--- start of SELECTED TEXT ---
McBride Creek is a known habitat for Endangered Species Act (ESA)-listed Lower Columbia River Coho and Steelhead salmon, as well as Coastal Cutthroat Trout and Pacific lamprey. 
In the summer of 2021, the landowners replaced a failed culvert beneath their driveway. The recent construction resulted in a total lack of vegetation on the eastern streambank at both ends of the culvert and a bare spot on the western streambank at the culvert’s outlet. Revegetation at this site will stabilize soil erosion, improve riparian health, and future large wood recruitment. Furthermore, native plant establishment will improve water quality by filtering runoff, increasing groundwater exchange, and providing shade to reduce thermal loading.

Location: The project is located on private land along McBride Creek in Columbia City, OR.

Partners: The Oregon Watershed Enhancement Board (OWEB), Private Landowners (2)

Funding: The Oregon Watershed Enhancement Board (OWEB)

Awarded Amount: $14,493.00

Project Timeframe: February 2022 - January 2024 



In February 2021, the culvert "boxcar" installed beneath the landowners' driveway failed. Later that year, the crossing was replaced with a bottomless arch culvert, which met OR. Department of Forestry fish passage standards. The SWCD was contacted to assist with the revegetation of areas disturbed by the construction activities. This included ~ 1 acre of riparian area around McBride Creek.

Work Done:

The Columbia SWCD oversaw the restoration of disturbed areas due to culvert replacement by planting native plants and conducting weed treatments. This work focused on McBride Creek, an important habitat for salmon, including the ESA-listed Lower Columbia River Coho. Planting native trees along the stream will provide shade, lower water temperatures, and contribute organic material to the ecosystem. Increasing native plant diversity supports climate resilience and wildlife habitat. The project also aimed to improve water quality by using native filtration species and seeding drainage paths with native grasses and ferns for stability.

In Summary:

The goal of this project was to replant recently disturbed areas caused by road and culvert replacement work. The Columbia SWCD oversaw the installation of ~2,200 plants along a streambank on McBride Creek. As a part of this project, weed treatments were performed on Himalayan and English ivy throughout ~1 acre along the streambanks. Native sedges and rushes were installed as a filter strip for runoff from a drainage pipe beneath Smith Road, that flowed directly into McBride Creek. The problems addressed include lack of streamside vegetation, encroachment of invasive vegetation in riparian and forest areas, lack of biodiversity, and water quality concerns.
--- end of SELECTED TEXT ---
WHAT TO WORK ON –
a. Using the McBride Creek text, answer each question:
(i) What was the awarded amount?
(ii) What kind of culvert replaced the failed one beneath the driveway?
(iii) About how many plants were installed along the streambank?
b. Render this sentence from the McBride Creek text in Spanish: "Increasing native plant diversity supports climate resilience and wildlife habitat."
The entries that follow the McBride Creek text are not needed here.
--- start of LISTED RECORDS ---
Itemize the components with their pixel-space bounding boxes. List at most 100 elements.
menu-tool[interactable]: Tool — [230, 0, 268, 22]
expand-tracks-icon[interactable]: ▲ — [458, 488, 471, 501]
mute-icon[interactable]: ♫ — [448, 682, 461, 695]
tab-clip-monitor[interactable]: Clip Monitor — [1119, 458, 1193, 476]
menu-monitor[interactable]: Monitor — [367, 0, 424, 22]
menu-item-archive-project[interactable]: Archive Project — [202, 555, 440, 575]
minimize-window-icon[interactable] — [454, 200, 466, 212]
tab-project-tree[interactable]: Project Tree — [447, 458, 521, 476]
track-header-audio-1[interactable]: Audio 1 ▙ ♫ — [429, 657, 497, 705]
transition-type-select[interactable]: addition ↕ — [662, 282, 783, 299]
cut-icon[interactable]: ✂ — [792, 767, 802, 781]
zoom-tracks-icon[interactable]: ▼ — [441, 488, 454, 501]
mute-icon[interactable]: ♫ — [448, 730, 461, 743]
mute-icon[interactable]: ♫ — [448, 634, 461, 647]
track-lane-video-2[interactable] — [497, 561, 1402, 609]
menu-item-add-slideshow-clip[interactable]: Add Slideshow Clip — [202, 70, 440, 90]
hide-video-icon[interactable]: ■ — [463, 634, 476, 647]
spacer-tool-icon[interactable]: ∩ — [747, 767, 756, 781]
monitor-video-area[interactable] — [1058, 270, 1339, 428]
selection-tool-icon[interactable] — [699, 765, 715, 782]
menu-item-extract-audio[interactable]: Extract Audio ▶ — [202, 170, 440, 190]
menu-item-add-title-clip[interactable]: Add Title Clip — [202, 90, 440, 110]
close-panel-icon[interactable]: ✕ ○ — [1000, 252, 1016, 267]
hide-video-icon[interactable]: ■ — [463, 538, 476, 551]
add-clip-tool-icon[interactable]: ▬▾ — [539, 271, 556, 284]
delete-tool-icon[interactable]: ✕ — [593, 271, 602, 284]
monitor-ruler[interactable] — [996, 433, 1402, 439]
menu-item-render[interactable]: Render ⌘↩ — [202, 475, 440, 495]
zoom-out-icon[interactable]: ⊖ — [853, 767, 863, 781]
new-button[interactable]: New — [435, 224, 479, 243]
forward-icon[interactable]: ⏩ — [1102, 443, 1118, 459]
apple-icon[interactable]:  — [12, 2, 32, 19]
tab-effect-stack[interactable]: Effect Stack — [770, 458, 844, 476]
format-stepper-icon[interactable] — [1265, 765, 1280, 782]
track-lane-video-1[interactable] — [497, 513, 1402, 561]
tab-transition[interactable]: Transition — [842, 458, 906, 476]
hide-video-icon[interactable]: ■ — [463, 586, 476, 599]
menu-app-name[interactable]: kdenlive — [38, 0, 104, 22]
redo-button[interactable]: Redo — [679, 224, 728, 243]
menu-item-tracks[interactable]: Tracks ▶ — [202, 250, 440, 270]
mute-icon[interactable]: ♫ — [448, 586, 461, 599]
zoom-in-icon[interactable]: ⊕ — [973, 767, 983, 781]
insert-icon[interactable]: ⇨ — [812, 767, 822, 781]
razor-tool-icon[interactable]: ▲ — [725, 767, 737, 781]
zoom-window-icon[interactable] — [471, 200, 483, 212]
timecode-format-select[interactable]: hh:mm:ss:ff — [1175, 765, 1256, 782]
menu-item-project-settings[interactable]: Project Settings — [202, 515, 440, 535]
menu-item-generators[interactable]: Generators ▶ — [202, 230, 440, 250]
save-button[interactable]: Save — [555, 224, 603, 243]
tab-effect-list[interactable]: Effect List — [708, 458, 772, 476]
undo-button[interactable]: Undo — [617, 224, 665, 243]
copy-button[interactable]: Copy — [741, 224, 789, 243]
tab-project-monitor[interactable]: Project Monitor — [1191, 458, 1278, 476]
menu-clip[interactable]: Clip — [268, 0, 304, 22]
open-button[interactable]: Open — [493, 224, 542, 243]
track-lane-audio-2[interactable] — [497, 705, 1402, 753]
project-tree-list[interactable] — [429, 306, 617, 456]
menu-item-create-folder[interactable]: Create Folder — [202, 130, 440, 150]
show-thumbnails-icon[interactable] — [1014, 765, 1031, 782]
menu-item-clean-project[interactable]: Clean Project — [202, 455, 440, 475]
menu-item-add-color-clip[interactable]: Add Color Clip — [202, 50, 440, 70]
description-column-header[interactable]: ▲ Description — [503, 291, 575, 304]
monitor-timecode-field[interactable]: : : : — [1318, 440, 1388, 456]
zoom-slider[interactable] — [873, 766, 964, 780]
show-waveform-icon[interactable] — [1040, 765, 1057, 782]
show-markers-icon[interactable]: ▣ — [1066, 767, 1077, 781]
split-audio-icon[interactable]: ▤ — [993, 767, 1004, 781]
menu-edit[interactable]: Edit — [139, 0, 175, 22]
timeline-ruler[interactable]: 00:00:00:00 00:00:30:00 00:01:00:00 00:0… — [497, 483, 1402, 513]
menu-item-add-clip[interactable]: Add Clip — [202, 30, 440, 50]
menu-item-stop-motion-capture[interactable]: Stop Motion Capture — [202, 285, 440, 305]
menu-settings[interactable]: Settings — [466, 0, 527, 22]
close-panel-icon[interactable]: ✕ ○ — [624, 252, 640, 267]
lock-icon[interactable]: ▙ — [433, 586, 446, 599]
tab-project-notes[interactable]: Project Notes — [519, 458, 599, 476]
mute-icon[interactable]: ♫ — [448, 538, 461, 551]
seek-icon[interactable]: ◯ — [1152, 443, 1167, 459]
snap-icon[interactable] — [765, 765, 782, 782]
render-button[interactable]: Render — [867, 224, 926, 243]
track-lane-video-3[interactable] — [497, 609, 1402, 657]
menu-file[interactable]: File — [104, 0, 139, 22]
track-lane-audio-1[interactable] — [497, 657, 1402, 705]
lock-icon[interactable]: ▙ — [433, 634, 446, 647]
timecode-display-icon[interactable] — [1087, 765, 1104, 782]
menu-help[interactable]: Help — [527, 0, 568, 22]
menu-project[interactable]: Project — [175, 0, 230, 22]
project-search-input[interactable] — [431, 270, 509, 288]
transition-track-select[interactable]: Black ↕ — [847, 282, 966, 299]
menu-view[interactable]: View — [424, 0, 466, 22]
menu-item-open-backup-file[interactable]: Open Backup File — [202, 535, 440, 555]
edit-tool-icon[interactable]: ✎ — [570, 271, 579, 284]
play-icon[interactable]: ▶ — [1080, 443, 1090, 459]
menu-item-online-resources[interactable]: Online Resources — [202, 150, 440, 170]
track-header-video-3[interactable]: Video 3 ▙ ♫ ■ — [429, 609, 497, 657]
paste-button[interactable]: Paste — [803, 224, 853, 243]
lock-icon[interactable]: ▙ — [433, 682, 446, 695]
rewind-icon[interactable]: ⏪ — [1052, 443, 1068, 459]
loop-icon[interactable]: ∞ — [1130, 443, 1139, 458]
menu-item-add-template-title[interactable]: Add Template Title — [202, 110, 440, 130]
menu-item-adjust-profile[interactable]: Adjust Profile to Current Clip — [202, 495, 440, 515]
--- end of LISTED RECORDS ---
EXPECTED ANSWERS –
a.
(i) $14,493.00
(ii) A bottomless arch culvert
(iii) About 2,200 plants

b. Aumentar la diversidad de plantas nativas favorece la resiliencia climática y el hábitat de la fauna silvestre.